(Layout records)

----

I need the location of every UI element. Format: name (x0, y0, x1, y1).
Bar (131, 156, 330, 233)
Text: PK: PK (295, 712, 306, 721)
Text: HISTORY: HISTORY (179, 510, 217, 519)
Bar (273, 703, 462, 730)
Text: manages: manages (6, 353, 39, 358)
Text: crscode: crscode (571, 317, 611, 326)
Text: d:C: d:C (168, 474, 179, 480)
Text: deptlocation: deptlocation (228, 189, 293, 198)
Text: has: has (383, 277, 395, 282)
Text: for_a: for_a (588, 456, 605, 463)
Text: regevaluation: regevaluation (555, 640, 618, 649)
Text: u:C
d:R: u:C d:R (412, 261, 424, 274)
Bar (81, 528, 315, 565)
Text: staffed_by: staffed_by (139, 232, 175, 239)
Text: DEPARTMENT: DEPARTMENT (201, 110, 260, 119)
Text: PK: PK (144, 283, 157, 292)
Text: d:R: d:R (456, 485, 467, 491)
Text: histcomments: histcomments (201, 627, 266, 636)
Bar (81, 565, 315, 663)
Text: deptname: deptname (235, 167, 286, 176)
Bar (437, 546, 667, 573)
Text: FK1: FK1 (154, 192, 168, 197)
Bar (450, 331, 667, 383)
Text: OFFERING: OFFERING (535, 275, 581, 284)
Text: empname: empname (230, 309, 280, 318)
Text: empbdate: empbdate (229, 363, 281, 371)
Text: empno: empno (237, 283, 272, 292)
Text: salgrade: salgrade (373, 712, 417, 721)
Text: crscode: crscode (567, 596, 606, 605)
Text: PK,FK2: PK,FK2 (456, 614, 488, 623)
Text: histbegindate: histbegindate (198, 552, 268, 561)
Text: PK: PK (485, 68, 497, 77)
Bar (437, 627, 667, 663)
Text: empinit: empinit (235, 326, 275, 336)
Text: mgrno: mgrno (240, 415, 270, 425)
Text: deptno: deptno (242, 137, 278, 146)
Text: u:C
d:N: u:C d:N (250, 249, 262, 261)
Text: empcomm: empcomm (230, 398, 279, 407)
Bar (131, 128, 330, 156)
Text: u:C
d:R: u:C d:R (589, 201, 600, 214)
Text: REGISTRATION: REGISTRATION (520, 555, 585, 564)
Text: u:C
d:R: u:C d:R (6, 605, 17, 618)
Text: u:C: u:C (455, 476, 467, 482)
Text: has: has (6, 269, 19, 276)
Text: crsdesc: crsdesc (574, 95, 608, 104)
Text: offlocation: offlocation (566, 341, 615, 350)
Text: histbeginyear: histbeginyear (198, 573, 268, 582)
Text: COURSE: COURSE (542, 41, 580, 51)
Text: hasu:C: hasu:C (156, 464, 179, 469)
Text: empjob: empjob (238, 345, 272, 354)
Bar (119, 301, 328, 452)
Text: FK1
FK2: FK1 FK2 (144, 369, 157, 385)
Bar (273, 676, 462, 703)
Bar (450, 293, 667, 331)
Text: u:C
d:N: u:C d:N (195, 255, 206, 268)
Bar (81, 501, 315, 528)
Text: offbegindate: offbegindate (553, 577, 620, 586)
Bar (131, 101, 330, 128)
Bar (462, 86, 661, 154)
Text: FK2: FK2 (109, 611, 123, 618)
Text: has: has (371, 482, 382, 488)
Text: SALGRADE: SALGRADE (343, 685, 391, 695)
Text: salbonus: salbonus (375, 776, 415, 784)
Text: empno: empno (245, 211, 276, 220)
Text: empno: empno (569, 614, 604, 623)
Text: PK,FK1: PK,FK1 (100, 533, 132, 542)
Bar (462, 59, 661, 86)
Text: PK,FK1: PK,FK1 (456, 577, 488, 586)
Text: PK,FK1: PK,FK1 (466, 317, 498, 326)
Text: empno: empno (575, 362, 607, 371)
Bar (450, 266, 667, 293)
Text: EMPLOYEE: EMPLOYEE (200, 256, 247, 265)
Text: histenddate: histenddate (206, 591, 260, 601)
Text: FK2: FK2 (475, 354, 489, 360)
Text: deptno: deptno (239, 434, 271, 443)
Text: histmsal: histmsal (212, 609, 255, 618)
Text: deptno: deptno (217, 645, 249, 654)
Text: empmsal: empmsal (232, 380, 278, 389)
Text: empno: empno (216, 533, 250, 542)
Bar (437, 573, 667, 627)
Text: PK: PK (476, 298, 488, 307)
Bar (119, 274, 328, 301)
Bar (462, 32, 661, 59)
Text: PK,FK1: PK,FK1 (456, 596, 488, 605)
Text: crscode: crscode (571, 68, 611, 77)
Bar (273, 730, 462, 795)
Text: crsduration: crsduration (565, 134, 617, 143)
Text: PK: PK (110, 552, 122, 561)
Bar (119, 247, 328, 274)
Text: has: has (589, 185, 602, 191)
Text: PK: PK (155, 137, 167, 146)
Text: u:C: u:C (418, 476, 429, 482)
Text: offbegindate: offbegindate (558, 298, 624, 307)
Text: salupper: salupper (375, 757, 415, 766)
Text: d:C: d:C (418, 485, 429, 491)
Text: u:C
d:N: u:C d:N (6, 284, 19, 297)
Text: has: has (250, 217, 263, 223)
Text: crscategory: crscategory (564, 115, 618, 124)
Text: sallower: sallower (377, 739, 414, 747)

----

Copy the lines of all the entries above word for word.

— Written solution —
I need the location of every UI element. Format: name (x0, y0, x1, y1).
Bar (131, 156, 330, 233)
Text: PK: PK (295, 712, 306, 721)
Text: HISTORY: HISTORY (179, 510, 217, 519)
Bar (273, 703, 462, 730)
Text: manages: manages (6, 353, 39, 358)
Text: crscode: crscode (571, 317, 611, 326)
Text: d:C: d:C (168, 474, 179, 480)
Text: deptlocation: deptlocation (228, 189, 293, 198)
Text: has: has (383, 277, 395, 282)
Text: for_a: for_a (588, 456, 605, 463)
Text: regevaluation: regevaluation (555, 640, 618, 649)
Text: u:C
d:R: u:C d:R (412, 261, 424, 274)
Bar (81, 528, 315, 565)
Text: staffed_by: staffed_by (139, 232, 175, 239)
Text: DEPARTMENT: DEPARTMENT (201, 110, 260, 119)
Text: PK: PK (144, 283, 157, 292)
Text: d:R: d:R (456, 485, 467, 491)
Text: histcomments: histcomments (201, 627, 266, 636)
Bar (81, 565, 315, 663)
Text: deptname: deptname (235, 167, 286, 176)
Bar (437, 546, 667, 573)
Text: FK1: FK1 (154, 192, 168, 197)
Bar (450, 331, 667, 383)
Text: OFFERING: OFFERING (535, 275, 581, 284)
Text: empname: empname (230, 309, 280, 318)
Text: empbdate: empbdate (229, 363, 281, 371)
Text: empno: empno (237, 283, 272, 292)
Text: salgrade: salgrade (373, 712, 417, 721)
Text: crscode: crscode (567, 596, 606, 605)
Text: PK,FK2: PK,FK2 (456, 614, 488, 623)
Text: histbegindate: histbegindate (198, 552, 268, 561)
Text: PK: PK (485, 68, 497, 77)
Bar (437, 627, 667, 663)
Text: empinit: empinit (235, 326, 275, 336)
Text: mgrno: mgrno (240, 415, 270, 425)
Text: deptno: deptno (242, 137, 278, 146)
Text: u:C
d:N: u:C d:N (250, 249, 262, 261)
Text: empcomm: empcomm (230, 398, 279, 407)
Bar (131, 128, 330, 156)
Text: u:C
d:R: u:C d:R (589, 201, 600, 214)
Text: REGISTRATION: REGISTRATION (520, 555, 585, 564)
Text: u:C
d:R: u:C d:R (6, 605, 17, 618)
Text: u:C: u:C (455, 476, 467, 482)
Text: has: has (6, 269, 19, 276)
Text: crsdesc: crsdesc (574, 95, 608, 104)
Text: offlocation: offlocation (566, 341, 615, 350)
Text: histbeginyear: histbeginyear (198, 573, 268, 582)
Text: COURSE: COURSE (542, 41, 580, 51)
Text: hasu:C: hasu:C (156, 464, 179, 469)
Text: empjob: empjob (238, 345, 272, 354)
Bar (119, 301, 328, 452)
Text: FK1
FK2: FK1 FK2 (144, 369, 157, 385)
Bar (273, 676, 462, 703)
Bar (450, 293, 667, 331)
Text: u:C
d:N: u:C d:N (195, 255, 206, 268)
Bar (81, 501, 315, 528)
Text: offbegindate: offbegindate (553, 577, 620, 586)
Bar (131, 101, 330, 128)
Bar (462, 86, 661, 154)
Text: FK2: FK2 (109, 611, 123, 618)
Text: has: has (371, 482, 382, 488)
Text: SALGRADE: SALGRADE (343, 685, 391, 695)
Text: salbonus: salbonus (375, 776, 415, 784)
Text: empno: empno (245, 211, 276, 220)
Text: empno: empno (569, 614, 604, 623)
Text: PK,FK1: PK,FK1 (100, 533, 132, 542)
Bar (462, 59, 661, 86)
Text: PK,FK1: PK,FK1 (456, 577, 488, 586)
Text: PK,FK1: PK,FK1 (466, 317, 498, 326)
Text: empno: empno (575, 362, 607, 371)
Bar (450, 266, 667, 293)
Text: EMPLOYEE: EMPLOYEE (200, 256, 247, 265)
Text: histenddate: histenddate (206, 591, 260, 601)
Text: FK2: FK2 (475, 354, 489, 360)
Text: deptno: deptno (239, 434, 271, 443)
Text: histmsal: histmsal (212, 609, 255, 618)
Text: deptno: deptno (217, 645, 249, 654)
Text: empmsal: empmsal (232, 380, 278, 389)
Text: empno: empno (216, 533, 250, 542)
Bar (437, 573, 667, 627)
Text: PK: PK (476, 298, 488, 307)
Bar (119, 274, 328, 301)
Bar (462, 32, 661, 59)
Text: PK,FK1: PK,FK1 (456, 596, 488, 605)
Text: crscode: crscode (571, 68, 611, 77)
Bar (273, 730, 462, 795)
Text: crsduration: crsduration (565, 134, 617, 143)
Text: PK: PK (110, 552, 122, 561)
Bar (119, 247, 328, 274)
Text: has: has (589, 185, 602, 191)
Text: PK: PK (155, 137, 167, 146)
Text: u:C: u:C (418, 476, 429, 482)
Text: offbegindate: offbegindate (558, 298, 624, 307)
Text: salupper: salupper (375, 757, 415, 766)
Text: d:C: d:C (418, 485, 429, 491)
Text: u:C
d:N: u:C d:N (6, 284, 19, 297)
Text: has: has (250, 217, 263, 223)
Text: crscategory: crscategory (564, 115, 618, 124)
Text: sallower: sallower (377, 739, 414, 747)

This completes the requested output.